Work to complete =>
Repeat the whole listing below, word for word.

Exercise input =>
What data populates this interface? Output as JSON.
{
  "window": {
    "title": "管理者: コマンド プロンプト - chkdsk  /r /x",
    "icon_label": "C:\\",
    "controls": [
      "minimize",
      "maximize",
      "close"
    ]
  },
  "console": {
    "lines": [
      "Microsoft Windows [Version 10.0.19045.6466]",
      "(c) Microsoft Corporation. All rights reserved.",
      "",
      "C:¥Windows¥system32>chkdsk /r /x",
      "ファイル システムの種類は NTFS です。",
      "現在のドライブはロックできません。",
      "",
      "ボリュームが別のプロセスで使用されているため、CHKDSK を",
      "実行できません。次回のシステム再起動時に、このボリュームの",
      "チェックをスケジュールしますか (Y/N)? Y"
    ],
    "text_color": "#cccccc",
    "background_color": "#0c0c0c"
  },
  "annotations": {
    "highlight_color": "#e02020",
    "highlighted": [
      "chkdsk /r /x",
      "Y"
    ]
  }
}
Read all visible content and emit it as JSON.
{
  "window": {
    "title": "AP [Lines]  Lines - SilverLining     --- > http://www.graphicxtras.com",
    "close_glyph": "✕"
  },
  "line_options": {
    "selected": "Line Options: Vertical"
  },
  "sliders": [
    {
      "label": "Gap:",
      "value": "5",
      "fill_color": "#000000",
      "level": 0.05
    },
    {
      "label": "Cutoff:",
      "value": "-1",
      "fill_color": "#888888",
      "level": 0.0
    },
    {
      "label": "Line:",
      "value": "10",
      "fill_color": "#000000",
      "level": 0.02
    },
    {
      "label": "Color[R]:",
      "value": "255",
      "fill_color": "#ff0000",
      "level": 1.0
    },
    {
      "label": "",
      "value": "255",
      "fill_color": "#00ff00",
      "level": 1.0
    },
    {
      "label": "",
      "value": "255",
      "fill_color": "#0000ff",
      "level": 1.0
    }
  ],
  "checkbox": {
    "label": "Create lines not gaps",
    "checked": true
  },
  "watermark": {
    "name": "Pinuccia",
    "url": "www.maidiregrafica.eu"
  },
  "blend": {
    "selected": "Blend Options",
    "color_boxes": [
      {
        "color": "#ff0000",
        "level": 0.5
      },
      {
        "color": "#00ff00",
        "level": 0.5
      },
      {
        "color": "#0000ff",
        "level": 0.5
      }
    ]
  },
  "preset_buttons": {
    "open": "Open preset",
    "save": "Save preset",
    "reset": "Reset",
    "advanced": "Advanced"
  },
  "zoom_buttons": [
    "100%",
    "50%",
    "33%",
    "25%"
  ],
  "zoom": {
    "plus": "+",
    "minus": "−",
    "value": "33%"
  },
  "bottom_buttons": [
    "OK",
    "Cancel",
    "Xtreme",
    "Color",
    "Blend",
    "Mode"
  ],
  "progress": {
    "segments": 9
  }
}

Response =>
What data populates this interface? Output as JSON.
{
  "window": {
    "title": "管理者: コマンド プロンプト - chkdsk  /r /x",
    "icon_label": "C:\\",
    "controls": [
      "minimize",
      "maximize",
      "close"
    ]
  },
  "console": {
    "lines": [
      "Microsoft Windows [Version 10.0.19045.6466]",
      "(c) Microsoft Corporation. All rights reserved.",
      "",
      "C:¥Windows¥system32>chkdsk /r /x",
      "ファイル システムの種類は NTFS です。",
      "現在のドライブはロックできません。",
      "",
      "ボリュームが別のプロセスで使用されているため、CHKDSK を",
      "実行できません。次回のシステム再起動時に、このボリュームの",
      "チェックをスケジュールしますか (Y/N)? Y"
    ],
    "text_color": "#cccccc",
    "background_color": "#0c0c0c"
  },
  "annotations": {
    "highlight_color": "#e02020",
    "highlighted": [
      "chkdsk /r /x",
      "Y"
    ]
  }
}
Read all visible content and emit it as JSON.
{
  "window": {
    "title": "AP [Lines]  Lines - SilverLining     --- > http://www.graphicxtras.com",
    "close_glyph": "✕"
  },
  "line_options": {
    "selected": "Line Options: Vertical"
  },
  "sliders": [
    {
      "label": "Gap:",
      "value": "5",
      "fill_color": "#000000",
      "level": 0.05
    },
    {
      "label": "Cutoff:",
      "value": "-1",
      "fill_color": "#888888",
      "level": 0.0
    },
    {
      "label": "Line:",
      "value": "10",
      "fill_color": "#000000",
      "level": 0.02
    },
    {
      "label": "Color[R]:",
      "value": "255",
      "fill_color": "#ff0000",
      "level": 1.0
    },
    {
      "label": "",
      "value": "255",
      "fill_color": "#00ff00",
      "level": 1.0
    },
    {
      "label": "",
      "value": "255",
      "fill_color": "#0000ff",
      "level": 1.0
    }
  ],
  "checkbox": {
    "label": "Create lines not gaps",
    "checked": true
  },
  "watermark": {
    "name": "Pinuccia",
    "url": "www.maidiregrafica.eu"
  },
  "blend": {
    "selected": "Blend Options",
    "color_boxes": [
      {
        "color": "#ff0000",
        "level": 0.5
      },
      {
        "color": "#00ff00",
        "level": 0.5
      },
      {
        "color": "#0000ff",
        "level": 0.5
      }
    ]
  },
  "preset_buttons": {
    "open": "Open preset",
    "save": "Save preset",
    "reset": "Reset",
    "advanced": "Advanced"
  },
  "zoom_buttons": [
    "100%",
    "50%",
    "33%",
    "25%"
  ],
  "zoom": {
    "plus": "+",
    "minus": "−",
    "value": "33%"
  },
  "bottom_buttons": [
    "OK",
    "Cancel",
    "Xtreme",
    "Color",
    "Blend",
    "Mode"
  ],
  "progress": {
    "segments": 9
  }
}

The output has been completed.